[Available data]:
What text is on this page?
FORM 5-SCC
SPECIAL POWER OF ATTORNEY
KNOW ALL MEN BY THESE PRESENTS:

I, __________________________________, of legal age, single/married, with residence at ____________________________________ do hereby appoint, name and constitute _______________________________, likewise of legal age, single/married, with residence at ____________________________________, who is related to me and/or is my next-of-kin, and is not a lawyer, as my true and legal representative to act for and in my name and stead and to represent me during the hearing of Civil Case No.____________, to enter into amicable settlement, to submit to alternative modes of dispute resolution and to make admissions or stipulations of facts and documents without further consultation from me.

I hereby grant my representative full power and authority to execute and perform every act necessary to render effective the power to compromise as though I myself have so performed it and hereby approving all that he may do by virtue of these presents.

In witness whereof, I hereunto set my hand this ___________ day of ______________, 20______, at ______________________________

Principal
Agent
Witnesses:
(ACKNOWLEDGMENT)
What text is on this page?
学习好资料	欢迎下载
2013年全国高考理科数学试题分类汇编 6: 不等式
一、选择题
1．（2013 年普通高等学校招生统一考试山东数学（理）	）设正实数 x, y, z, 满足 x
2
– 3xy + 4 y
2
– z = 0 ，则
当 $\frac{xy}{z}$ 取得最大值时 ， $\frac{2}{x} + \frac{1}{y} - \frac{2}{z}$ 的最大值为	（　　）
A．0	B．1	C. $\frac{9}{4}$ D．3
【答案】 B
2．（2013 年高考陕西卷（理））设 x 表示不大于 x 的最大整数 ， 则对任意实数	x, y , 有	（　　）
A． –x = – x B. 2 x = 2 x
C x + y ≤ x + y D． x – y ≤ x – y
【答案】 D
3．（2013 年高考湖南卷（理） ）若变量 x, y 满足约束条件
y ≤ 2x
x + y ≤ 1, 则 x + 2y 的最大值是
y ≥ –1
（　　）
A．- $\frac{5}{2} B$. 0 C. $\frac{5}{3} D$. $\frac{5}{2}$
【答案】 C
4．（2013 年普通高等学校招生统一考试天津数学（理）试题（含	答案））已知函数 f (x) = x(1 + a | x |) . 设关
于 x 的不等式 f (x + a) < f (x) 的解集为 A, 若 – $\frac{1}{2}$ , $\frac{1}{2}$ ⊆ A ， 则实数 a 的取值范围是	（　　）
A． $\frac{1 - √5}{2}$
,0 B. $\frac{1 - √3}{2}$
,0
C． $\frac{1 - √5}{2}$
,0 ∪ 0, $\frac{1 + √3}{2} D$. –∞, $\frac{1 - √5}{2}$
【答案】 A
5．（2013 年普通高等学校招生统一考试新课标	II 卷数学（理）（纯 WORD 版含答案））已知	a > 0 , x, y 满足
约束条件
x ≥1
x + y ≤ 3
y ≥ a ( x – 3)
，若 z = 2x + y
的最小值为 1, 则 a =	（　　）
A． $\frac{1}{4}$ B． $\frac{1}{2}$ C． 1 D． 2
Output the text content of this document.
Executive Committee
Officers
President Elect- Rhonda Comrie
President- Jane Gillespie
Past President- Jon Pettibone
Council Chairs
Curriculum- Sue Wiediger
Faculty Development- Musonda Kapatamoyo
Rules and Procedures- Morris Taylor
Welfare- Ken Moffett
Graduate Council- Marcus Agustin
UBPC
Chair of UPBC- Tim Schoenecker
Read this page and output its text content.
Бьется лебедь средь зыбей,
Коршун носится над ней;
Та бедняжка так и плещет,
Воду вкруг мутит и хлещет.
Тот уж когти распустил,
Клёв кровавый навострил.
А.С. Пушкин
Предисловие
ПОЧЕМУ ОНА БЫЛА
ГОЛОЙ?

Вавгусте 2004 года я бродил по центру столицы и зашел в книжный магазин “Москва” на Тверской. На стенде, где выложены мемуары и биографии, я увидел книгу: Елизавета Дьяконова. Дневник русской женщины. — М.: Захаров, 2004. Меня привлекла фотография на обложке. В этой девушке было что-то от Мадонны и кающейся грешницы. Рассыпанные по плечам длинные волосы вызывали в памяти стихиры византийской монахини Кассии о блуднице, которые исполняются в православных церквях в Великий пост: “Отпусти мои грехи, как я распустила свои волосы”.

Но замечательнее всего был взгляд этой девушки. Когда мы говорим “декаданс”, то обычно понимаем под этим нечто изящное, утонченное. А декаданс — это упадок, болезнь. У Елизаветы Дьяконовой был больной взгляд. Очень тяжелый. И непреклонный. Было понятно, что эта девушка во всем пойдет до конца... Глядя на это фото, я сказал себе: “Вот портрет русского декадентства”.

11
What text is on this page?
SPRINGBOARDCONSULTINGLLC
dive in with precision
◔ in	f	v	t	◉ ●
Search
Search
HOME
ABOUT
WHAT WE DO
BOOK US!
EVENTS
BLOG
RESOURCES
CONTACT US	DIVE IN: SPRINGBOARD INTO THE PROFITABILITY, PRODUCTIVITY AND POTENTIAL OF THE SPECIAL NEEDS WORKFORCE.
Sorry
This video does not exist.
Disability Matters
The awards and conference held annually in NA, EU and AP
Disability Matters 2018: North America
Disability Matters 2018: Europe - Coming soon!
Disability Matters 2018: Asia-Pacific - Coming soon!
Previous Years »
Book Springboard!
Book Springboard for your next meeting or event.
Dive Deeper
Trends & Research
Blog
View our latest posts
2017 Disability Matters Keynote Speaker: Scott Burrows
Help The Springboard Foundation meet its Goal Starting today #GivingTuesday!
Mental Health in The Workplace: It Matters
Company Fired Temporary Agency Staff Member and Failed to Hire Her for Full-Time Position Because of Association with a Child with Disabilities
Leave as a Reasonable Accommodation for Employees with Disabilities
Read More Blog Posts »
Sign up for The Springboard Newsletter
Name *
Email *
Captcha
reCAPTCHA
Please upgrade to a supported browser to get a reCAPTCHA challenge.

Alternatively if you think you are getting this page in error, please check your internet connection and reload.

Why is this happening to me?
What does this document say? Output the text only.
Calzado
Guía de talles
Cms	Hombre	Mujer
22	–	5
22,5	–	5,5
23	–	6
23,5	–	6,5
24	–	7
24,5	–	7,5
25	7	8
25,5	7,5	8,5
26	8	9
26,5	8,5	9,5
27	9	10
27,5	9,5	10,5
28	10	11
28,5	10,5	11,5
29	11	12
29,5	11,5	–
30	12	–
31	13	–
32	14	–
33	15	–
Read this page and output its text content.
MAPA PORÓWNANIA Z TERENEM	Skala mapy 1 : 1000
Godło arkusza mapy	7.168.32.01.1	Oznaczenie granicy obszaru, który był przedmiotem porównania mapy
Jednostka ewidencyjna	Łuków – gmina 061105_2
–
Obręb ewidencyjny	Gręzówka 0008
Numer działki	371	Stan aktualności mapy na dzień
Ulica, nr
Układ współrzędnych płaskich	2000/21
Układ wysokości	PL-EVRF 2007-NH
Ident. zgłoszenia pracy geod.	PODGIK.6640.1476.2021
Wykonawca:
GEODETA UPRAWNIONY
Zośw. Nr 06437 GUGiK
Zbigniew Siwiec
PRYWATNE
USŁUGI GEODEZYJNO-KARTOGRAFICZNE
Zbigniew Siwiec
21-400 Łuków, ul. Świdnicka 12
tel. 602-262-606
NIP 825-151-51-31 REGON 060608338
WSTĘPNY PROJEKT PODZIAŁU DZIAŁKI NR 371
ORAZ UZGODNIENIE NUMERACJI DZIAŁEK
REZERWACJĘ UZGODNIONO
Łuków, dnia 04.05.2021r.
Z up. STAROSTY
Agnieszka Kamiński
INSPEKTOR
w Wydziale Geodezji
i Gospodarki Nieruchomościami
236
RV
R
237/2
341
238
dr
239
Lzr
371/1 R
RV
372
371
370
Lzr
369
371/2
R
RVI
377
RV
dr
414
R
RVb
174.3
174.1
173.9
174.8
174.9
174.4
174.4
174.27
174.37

[Problem statement]: Print all of the entries again, exactly as written.

[Exercise response]:
What text is on this page?
FORM 5-SCC
SPECIAL POWER OF ATTORNEY
KNOW ALL MEN BY THESE PRESENTS:

I, __________________________________, of legal age, single/married, with residence at ____________________________________ do hereby appoint, name and constitute _______________________________, likewise of legal age, single/married, with residence at ____________________________________, who is related to me and/or is my next-of-kin, and is not a lawyer, as my true and legal representative to act for and in my name and stead and to represent me during the hearing of Civil Case No.____________, to enter into amicable settlement, to submit to alternative modes of dispute resolution and to make admissions or stipulations of facts and documents without further consultation from me.

I hereby grant my representative full power and authority to execute and perform every act necessary to render effective the power to compromise as though I myself have so performed it and hereby approving all that he may do by virtue of these presents.

In witness whereof, I hereunto set my hand this ___________ day of ______________, 20______, at ______________________________

Principal
Agent
Witnesses:
(ACKNOWLEDGMENT)
What text is on this page?
学习好资料	欢迎下载
2013年全国高考理科数学试题分类汇编 6: 不等式
一、选择题
1．（2013 年普通高等学校招生统一考试山东数学（理）	）设正实数 x, y, z, 满足 x
2
– 3xy + 4 y
2
– z = 0 ，则
当 $\frac{xy}{z}$ 取得最大值时 ， $\frac{2}{x} + \frac{1}{y} - \frac{2}{z}$ 的最大值为	（　　）
A．0	B．1	C. $\frac{9}{4}$ D．3
【答案】 B
2．（2013 年高考陕西卷（理））设 x 表示不大于 x 的最大整数 ， 则对任意实数	x, y , 有	（　　）
A． –x = – x B. 2 x = 2 x
C x + y ≤ x + y D． x – y ≤ x – y
【答案】 D
3．（2013 年高考湖南卷（理） ）若变量 x, y 满足约束条件
y ≤ 2x
x + y ≤ 1, 则 x + 2y 的最大值是
y ≥ –1
（　　）
A．- $\frac{5}{2} B$. 0 C. $\frac{5}{3} D$. $\frac{5}{2}$
【答案】 C
4．（2013 年普通高等学校招生统一考试天津数学（理）试题（含	答案））已知函数 f (x) = x(1 + a | x |) . 设关
于 x 的不等式 f (x + a) < f (x) 的解集为 A, 若 – $\frac{1}{2}$ , $\frac{1}{2}$ ⊆ A ， 则实数 a 的取值范围是	（　　）
A． $\frac{1 - √5}{2}$
,0 B. $\frac{1 - √3}{2}$
,0
C． $\frac{1 - √5}{2}$
,0 ∪ 0, $\frac{1 + √3}{2} D$. –∞, $\frac{1 - √5}{2}$
【答案】 A
5．（2013 年普通高等学校招生统一考试新课标	II 卷数学（理）（纯 WORD 版含答案））已知	a > 0 , x, y 满足
约束条件
x ≥1
x + y ≤ 3
y ≥ a ( x – 3)
，若 z = 2x + y
的最小值为 1, 则 a =	（　　）
A． $\frac{1}{4}$ B． $\frac{1}{2}$ C． 1 D． 2
Output the text content of this document.
Executive Committee
Officers
President Elect- Rhonda Comrie
President- Jane Gillespie
Past President- Jon Pettibone
Council Chairs
Curriculum- Sue Wiediger
Faculty Development- Musonda Kapatamoyo
Rules and Procedures- Morris Taylor
Welfare- Ken Moffett
Graduate Council- Marcus Agustin
UBPC
Chair of UPBC- Tim Schoenecker
Read this page and output its text content.
Бьется лебедь средь зыбей,
Коршун носится над ней;
Та бедняжка так и плещет,
Воду вкруг мутит и хлещет.
Тот уж когти распустил,
Клёв кровавый навострил.
А.С. Пушкин
Предисловие
ПОЧЕМУ ОНА БЫЛА
ГОЛОЙ?

Вавгусте 2004 года я бродил по центру столицы и зашел в книжный магазин “Москва” на Тверской. На стенде, где выложены мемуары и биографии, я увидел книгу: Елизавета Дьяконова. Дневник русской женщины. — М.: Захаров, 2004. Меня привлекла фотография на обложке. В этой девушке было что-то от Мадонны и кающейся грешницы. Рассыпанные по плечам длинные волосы вызывали в памяти стихиры византийской монахини Кассии о блуднице, которые исполняются в православных церквях в Великий пост: “Отпусти мои грехи, как я распустила свои волосы”.

Но замечательнее всего был взгляд этой девушки. Когда мы говорим “декаданс”, то обычно понимаем под этим нечто изящное, утонченное. А декаданс — это упадок, болезнь. У Елизаветы Дьяконовой был больной взгляд. Очень тяжелый. И непреклонный. Было понятно, что эта девушка во всем пойдет до конца... Глядя на это фото, я сказал себе: “Вот портрет русского декадентства”.

11
What text is on this page?
SPRINGBOARDCONSULTINGLLC
dive in with precision
◔ in	f	v	t	◉ ●
Search
Search
HOME
ABOUT
WHAT WE DO
BOOK US!
EVENTS
BLOG
RESOURCES
CONTACT US	DIVE IN: SPRINGBOARD INTO THE PROFITABILITY, PRODUCTIVITY AND POTENTIAL OF THE SPECIAL NEEDS WORKFORCE.
Sorry
This video does not exist.
Disability Matters
The awards and conference held annually in NA, EU and AP
Disability Matters 2018: North America
Disability Matters 2018: Europe - Coming soon!
Disability Matters 2018: Asia-Pacific - Coming soon!
Previous Years »
Book Springboard!
Book Springboard for your next meeting or event.
Dive Deeper
Trends & Research
Blog
View our latest posts
2017 Disability Matters Keynote Speaker: Scott Burrows
Help The Springboard Foundation meet its Goal Starting today #GivingTuesday!
Mental Health in The Workplace: It Matters
Company Fired Temporary Agency Staff Member and Failed to Hire Her for Full-Time Position Because of Association with a Child with Disabilities
Leave as a Reasonable Accommodation for Employees with Disabilities
Read More Blog Posts »
Sign up for The Springboard Newsletter
Name *
Email *
Captcha
reCAPTCHA
Please upgrade to a supported browser to get a reCAPTCHA challenge.

Alternatively if you think you are getting this page in error, please check your internet connection and reload.

Why is this happening to me?
What does this document say? Output the text only.
Calzado
Guía de talles
Cms	Hombre	Mujer
22	–	5
22,5	–	5,5
23	–	6
23,5	–	6,5
24	–	7
24,5	–	7,5
25	7	8
25,5	7,5	8,5
26	8	9
26,5	8,5	9,5
27	9	10
27,5	9,5	10,5
28	10	11
28,5	10,5	11,5
29	11	12
29,5	11,5	–
30	12	–
31	13	–
32	14	–
33	15	–
Read this page and output its text content.
MAPA PORÓWNANIA Z TERENEM	Skala mapy 1 : 1000
Godło arkusza mapy	7.168.32.01.1	Oznaczenie granicy obszaru, który był przedmiotem porównania mapy
Jednostka ewidencyjna	Łuków – gmina 061105_2
–
Obręb ewidencyjny	Gręzówka 0008
Numer działki	371	Stan aktualności mapy na dzień
Ulica, nr
Układ współrzędnych płaskich	2000/21
Układ wysokości	PL-EVRF 2007-NH
Ident. zgłoszenia pracy geod.	PODGIK.6640.1476.2021
Wykonawca:
GEODETA UPRAWNIONY
Zośw. Nr 06437 GUGiK
Zbigniew Siwiec
PRYWATNE
USŁUGI GEODEZYJNO-KARTOGRAFICZNE
Zbigniew Siwiec
21-400 Łuków, ul. Świdnicka 12
tel. 602-262-606
NIP 825-151-51-31 REGON 060608338
WSTĘPNY PROJEKT PODZIAŁU DZIAŁKI NR 371
ORAZ UZGODNIENIE NUMERACJI DZIAŁEK
REZERWACJĘ UZGODNIONO
Łuków, dnia 04.05.2021r.
Z up. STAROSTY
Agnieszka Kamiński
INSPEKTOR
w Wydziale Geodezji
i Gospodarki Nieruchomościami
236
RV
R
237/2
341
238
dr
239
Lzr
371/1 R
RV
372
371
370
Lzr
369
371/2
R
RVI
377
RV
dr
414
R
RVb
174.3
174.1
173.9
174.8
174.9
174.4
174.4
174.27
174.37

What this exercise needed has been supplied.